[Source records]
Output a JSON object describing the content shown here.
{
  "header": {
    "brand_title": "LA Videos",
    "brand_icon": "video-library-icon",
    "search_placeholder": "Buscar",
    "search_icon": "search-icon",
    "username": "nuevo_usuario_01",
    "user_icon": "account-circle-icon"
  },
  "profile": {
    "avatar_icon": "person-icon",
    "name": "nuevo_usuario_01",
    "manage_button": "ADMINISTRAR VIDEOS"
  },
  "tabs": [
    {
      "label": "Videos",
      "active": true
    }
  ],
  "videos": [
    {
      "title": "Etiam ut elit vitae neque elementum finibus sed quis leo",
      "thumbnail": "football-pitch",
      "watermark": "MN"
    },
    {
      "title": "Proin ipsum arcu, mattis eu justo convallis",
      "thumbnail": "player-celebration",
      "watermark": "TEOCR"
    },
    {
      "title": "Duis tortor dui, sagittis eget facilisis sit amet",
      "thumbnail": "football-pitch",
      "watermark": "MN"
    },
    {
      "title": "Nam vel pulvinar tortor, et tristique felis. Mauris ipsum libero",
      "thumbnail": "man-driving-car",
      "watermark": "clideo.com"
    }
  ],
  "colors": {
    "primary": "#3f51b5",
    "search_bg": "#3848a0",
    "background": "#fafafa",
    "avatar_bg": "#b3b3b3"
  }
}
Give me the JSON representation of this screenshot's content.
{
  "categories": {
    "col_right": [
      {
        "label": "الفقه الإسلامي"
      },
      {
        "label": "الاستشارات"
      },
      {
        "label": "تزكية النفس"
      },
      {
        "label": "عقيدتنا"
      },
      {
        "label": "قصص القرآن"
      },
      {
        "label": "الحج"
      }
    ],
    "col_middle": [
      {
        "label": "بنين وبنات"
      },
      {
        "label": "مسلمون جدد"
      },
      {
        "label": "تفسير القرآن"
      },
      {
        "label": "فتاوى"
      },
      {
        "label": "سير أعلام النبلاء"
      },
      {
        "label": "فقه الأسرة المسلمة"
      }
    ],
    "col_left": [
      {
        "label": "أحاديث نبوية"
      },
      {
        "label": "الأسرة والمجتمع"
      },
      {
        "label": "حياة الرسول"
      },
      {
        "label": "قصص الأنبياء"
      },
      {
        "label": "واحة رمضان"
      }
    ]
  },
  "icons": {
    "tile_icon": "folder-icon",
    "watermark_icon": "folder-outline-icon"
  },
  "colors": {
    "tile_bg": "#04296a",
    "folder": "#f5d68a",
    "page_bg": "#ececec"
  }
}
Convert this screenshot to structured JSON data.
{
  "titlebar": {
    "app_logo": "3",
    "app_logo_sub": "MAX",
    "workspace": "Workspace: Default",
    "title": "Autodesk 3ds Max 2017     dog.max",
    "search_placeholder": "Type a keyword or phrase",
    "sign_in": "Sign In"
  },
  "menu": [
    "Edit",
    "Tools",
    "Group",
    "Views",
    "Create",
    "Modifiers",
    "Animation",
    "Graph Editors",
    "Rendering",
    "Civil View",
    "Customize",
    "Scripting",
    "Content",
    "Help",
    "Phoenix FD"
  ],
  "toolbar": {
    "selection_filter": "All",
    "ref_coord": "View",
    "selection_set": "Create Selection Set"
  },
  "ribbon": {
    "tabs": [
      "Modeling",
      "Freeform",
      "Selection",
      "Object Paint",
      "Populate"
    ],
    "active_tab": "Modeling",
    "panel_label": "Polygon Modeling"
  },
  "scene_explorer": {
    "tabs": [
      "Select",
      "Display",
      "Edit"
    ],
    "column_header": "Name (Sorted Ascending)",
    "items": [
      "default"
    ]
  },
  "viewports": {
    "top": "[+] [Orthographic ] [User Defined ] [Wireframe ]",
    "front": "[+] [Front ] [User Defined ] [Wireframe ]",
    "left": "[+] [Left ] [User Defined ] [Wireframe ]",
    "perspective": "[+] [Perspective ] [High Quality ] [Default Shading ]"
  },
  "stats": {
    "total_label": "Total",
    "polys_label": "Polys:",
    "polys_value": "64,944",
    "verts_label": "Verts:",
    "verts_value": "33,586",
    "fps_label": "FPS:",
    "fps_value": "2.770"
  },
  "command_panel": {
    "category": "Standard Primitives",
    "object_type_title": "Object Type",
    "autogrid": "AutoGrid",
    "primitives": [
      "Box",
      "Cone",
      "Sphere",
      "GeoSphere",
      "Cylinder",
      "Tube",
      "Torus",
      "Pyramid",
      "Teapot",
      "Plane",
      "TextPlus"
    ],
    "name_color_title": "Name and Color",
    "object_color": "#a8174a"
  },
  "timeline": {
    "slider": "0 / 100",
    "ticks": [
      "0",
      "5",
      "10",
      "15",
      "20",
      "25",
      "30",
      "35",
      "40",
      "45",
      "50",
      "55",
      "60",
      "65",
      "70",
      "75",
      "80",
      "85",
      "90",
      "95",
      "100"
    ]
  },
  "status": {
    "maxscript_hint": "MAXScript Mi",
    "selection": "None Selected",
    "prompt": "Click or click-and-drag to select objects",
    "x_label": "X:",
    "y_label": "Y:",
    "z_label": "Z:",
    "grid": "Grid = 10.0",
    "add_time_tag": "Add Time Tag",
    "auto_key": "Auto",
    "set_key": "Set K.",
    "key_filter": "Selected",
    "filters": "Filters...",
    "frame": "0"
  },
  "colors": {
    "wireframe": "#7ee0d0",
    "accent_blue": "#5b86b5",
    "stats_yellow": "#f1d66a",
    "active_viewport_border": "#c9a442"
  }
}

• JOB: Word for word, quote all of the data above.

• TASK RESULT:
Output a JSON object describing the content shown here.
{
  "header": {
    "brand_title": "LA Videos",
    "brand_icon": "video-library-icon",
    "search_placeholder": "Buscar",
    "search_icon": "search-icon",
    "username": "nuevo_usuario_01",
    "user_icon": "account-circle-icon"
  },
  "profile": {
    "avatar_icon": "person-icon",
    "name": "nuevo_usuario_01",
    "manage_button": "ADMINISTRAR VIDEOS"
  },
  "tabs": [
    {
      "label": "Videos",
      "active": true
    }
  ],
  "videos": [
    {
      "title": "Etiam ut elit vitae neque elementum finibus sed quis leo",
      "thumbnail": "football-pitch",
      "watermark": "MN"
    },
    {
      "title": "Proin ipsum arcu, mattis eu justo convallis",
      "thumbnail": "player-celebration",
      "watermark": "TEOCR"
    },
    {
      "title": "Duis tortor dui, sagittis eget facilisis sit amet",
      "thumbnail": "football-pitch",
      "watermark": "MN"
    },
    {
      "title": "Nam vel pulvinar tortor, et tristique felis. Mauris ipsum libero",
      "thumbnail": "man-driving-car",
      "watermark": "clideo.com"
    }
  ],
  "colors": {
    "primary": "#3f51b5",
    "search_bg": "#3848a0",
    "background": "#fafafa",
    "avatar_bg": "#b3b3b3"
  }
}
Give me the JSON representation of this screenshot's content.
{
  "categories": {
    "col_right": [
      {
        "label": "الفقه الإسلامي"
      },
      {
        "label": "الاستشارات"
      },
      {
        "label": "تزكية النفس"
      },
      {
        "label": "عقيدتنا"
      },
      {
        "label": "قصص القرآن"
      },
      {
        "label": "الحج"
      }
    ],
    "col_middle": [
      {
        "label": "بنين وبنات"
      },
      {
        "label": "مسلمون جدد"
      },
      {
        "label": "تفسير القرآن"
      },
      {
        "label": "فتاوى"
      },
      {
        "label": "سير أعلام النبلاء"
      },
      {
        "label": "فقه الأسرة المسلمة"
      }
    ],
    "col_left": [
      {
        "label": "أحاديث نبوية"
      },
      {
        "label": "الأسرة والمجتمع"
      },
      {
        "label": "حياة الرسول"
      },
      {
        "label": "قصص الأنبياء"
      },
      {
        "label": "واحة رمضان"
      }
    ]
  },
  "icons": {
    "tile_icon": "folder-icon",
    "watermark_icon": "folder-outline-icon"
  },
  "colors": {
    "tile_bg": "#04296a",
    "folder": "#f5d68a",
    "page_bg": "#ececec"
  }
}
Convert this screenshot to structured JSON data.
{
  "titlebar": {
    "app_logo": "3",
    "app_logo_sub": "MAX",
    "workspace": "Workspace: Default",
    "title": "Autodesk 3ds Max 2017     dog.max",
    "search_placeholder": "Type a keyword or phrase",
    "sign_in": "Sign In"
  },
  "menu": [
    "Edit",
    "Tools",
    "Group",
    "Views",
    "Create",
    "Modifiers",
    "Animation",
    "Graph Editors",
    "Rendering",
    "Civil View",
    "Customize",
    "Scripting",
    "Content",
    "Help",
    "Phoenix FD"
  ],
  "toolbar": {
    "selection_filter": "All",
    "ref_coord": "View",
    "selection_set": "Create Selection Set"
  },
  "ribbon": {
    "tabs": [
      "Modeling",
      "Freeform",
      "Selection",
      "Object Paint",
      "Populate"
    ],
    "active_tab": "Modeling",
    "panel_label": "Polygon Modeling"
  },
  "scene_explorer": {
    "tabs": [
      "Select",
      "Display",
      "Edit"
    ],
    "column_header": "Name (Sorted Ascending)",
    "items": [
      "default"
    ]
  },
  "viewports": {
    "top": "[+] [Orthographic ] [User Defined ] [Wireframe ]",
    "front": "[+] [Front ] [User Defined ] [Wireframe ]",
    "left": "[+] [Left ] [User Defined ] [Wireframe ]",
    "perspective": "[+] [Perspective ] [High Quality ] [Default Shading ]"
  },
  "stats": {
    "total_label": "Total",
    "polys_label": "Polys:",
    "polys_value": "64,944",
    "verts_label": "Verts:",
    "verts_value": "33,586",
    "fps_label": "FPS:",
    "fps_value": "2.770"
  },
  "command_panel": {
    "category": "Standard Primitives",
    "object_type_title": "Object Type",
    "autogrid": "AutoGrid",
    "primitives": [
      "Box",
      "Cone",
      "Sphere",
      "GeoSphere",
      "Cylinder",
      "Tube",
      "Torus",
      "Pyramid",
      "Teapot",
      "Plane",
      "TextPlus"
    ],
    "name_color_title": "Name and Color",
    "object_color": "#a8174a"
  },
  "timeline": {
    "slider": "0 / 100",
    "ticks": [
      "0",
      "5",
      "10",
      "15",
      "20",
      "25",
      "30",
      "35",
      "40",
      "45",
      "50",
      "55",
      "60",
      "65",
      "70",
      "75",
      "80",
      "85",
      "90",
      "95",
      "100"
    ]
  },
  "status": {
    "maxscript_hint": "MAXScript Mi",
    "selection": "None Selected",
    "prompt": "Click or click-and-drag to select objects",
    "x_label": "X:",
    "y_label": "Y:",
    "z_label": "Z:",
    "grid": "Grid = 10.0",
    "add_time_tag": "Add Time Tag",
    "auto_key": "Auto",
    "set_key": "Set K.",
    "key_filter": "Selected",
    "filters": "Filters...",
    "frame": "0"
  },
  "colors": {
    "wireframe": "#7ee0d0",
    "accent_blue": "#5b86b5",
    "stats_yellow": "#f1d66a",
    "active_viewport_border": "#c9a442"
  }
}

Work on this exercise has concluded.